What to work on: Set each record down exactly, excluding all images.

Given records:
--------------------------------

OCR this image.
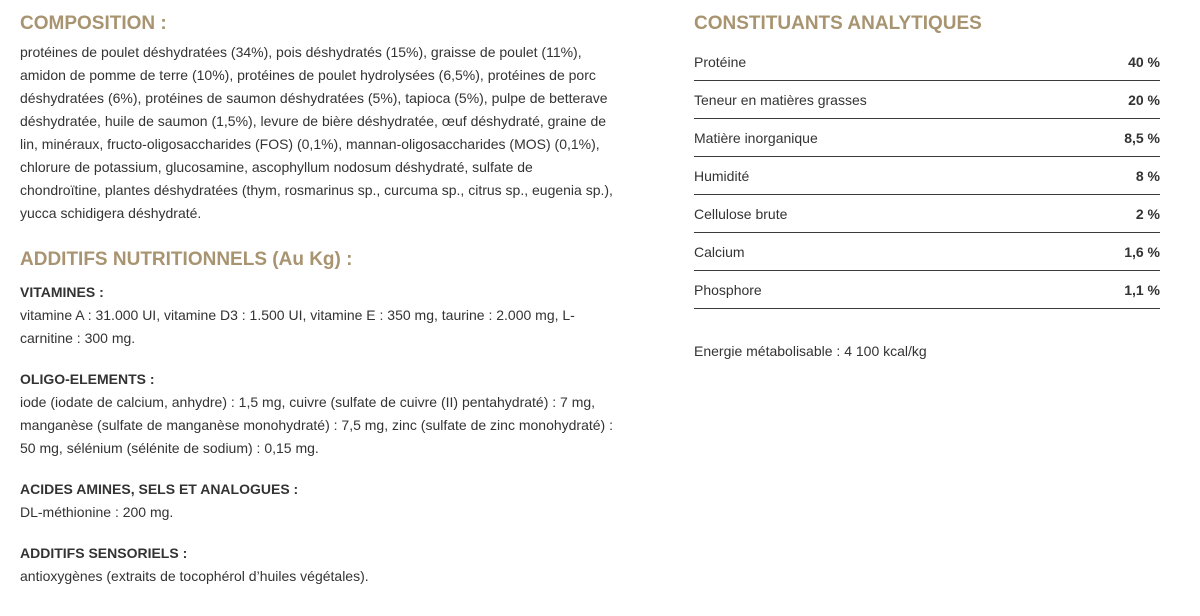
COMPOSITION :

protéines de poulet déshydratées (34%), pois déshydratés (15%), graisse de poulet (11%),
amidon de pomme de terre (10%), protéines de poulet hydrolysées (6,5%), protéines de porc
déshydratées (6%), protéines de saumon déshydratées (5%), tapioca (5%), pulpe de betterave
déshydratée, huile de saumon (1,5%), levure de bière déshydratée, œuf déshydraté, graine de
lin, minéraux, fructo-oligosaccharides (FOS) (0,1%), mannan-oligosaccharides (MOS) (0,1%),
chlorure de potassium, glucosamine, ascophyllum nodosum déshydraté, sulfate de
chondroïtine, plantes déshydratées (thym, rosmarinus sp., curcuma sp., citrus sp., eugenia sp.),
yucca schidigera déshydraté.

ADDITIFS NUTRITIONNELS (Au Kg) :

VITAMINES :

vitamine A : 31.000 UI, vitamine D3 : 1.500 UI, vitamine E : 350 mg, taurine : 2.000 mg, L-
carnitine : 300 mg.

OLIGO-ELEMENTS :

iode (iodate de calcium, anhydre) : 1,5 mg, cuivre (sulfate de cuivre (II) pentahydraté) : 7 mg,
manganèse (sulfate de manganèse monohydraté) : 7,5 mg, zinc (sulfate de zinc monohydraté) :
50 mg, sélénium (sélénite de sodium) : 0,15 mg.

ACIDES AMINES, SELS ET ANALOGUES :

DL-méthionine : 200 mg.

ADDITIFS SENSORIELS :

antioxygènes (extraits de tocophérol d’huiles végétales).

CONSTITUANTS ANALYTIQUES
Protéine	40 %
Teneur en matières grasses	20 %
Matière inorganique	8,5 %
Humidité	8 %
Cellulose brute	2 %
Calcium	1,6 %
Phosphore	1,1 %

Energie métabolisable : 4 100 kcal/kg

--------------------------------

Answer to the problem:
OCR this image.
COMPOSITION :

protéines de poulet déshydratées (34%), pois déshydratés (15%), graisse de poulet (11%),
amidon de pomme de terre (10%), protéines de poulet hydrolysées (6,5%), protéines de porc
déshydratées (6%), protéines de saumon déshydratées (5%), tapioca (5%), pulpe de betterave
déshydratée, huile de saumon (1,5%), levure de bière déshydratée, œuf déshydraté, graine de
lin, minéraux, fructo-oligosaccharides (FOS) (0,1%), mannan-oligosaccharides (MOS) (0,1%),
chlorure de potassium, glucosamine, ascophyllum nodosum déshydraté, sulfate de
chondroïtine, plantes déshydratées (thym, rosmarinus sp., curcuma sp., citrus sp., eugenia sp.),
yucca schidigera déshydraté.

ADDITIFS NUTRITIONNELS (Au Kg) :

VITAMINES :

vitamine A : 31.000 UI, vitamine D3 : 1.500 UI, vitamine E : 350 mg, taurine : 2.000 mg, L-
carnitine : 300 mg.

OLIGO-ELEMENTS :

iode (iodate de calcium, anhydre) : 1,5 mg, cuivre (sulfate de cuivre (II) pentahydraté) : 7 mg,
manganèse (sulfate de manganèse monohydraté) : 7,5 mg, zinc (sulfate de zinc monohydraté) :
50 mg, sélénium (sélénite de sodium) : 0,15 mg.

ACIDES AMINES, SELS ET ANALOGUES :

DL-méthionine : 200 mg.

ADDITIFS SENSORIELS :

antioxygènes (extraits de tocophérol d’huiles végétales).

CONSTITUANTS ANALYTIQUES
Protéine	40 %
Teneur en matières grasses	20 %
Matière inorganique	8,5 %
Humidité	8 %
Cellulose brute	2 %
Calcium	1,6 %
Phosphore	1,1 %

Energie métabolisable : 4 100 kcal/kg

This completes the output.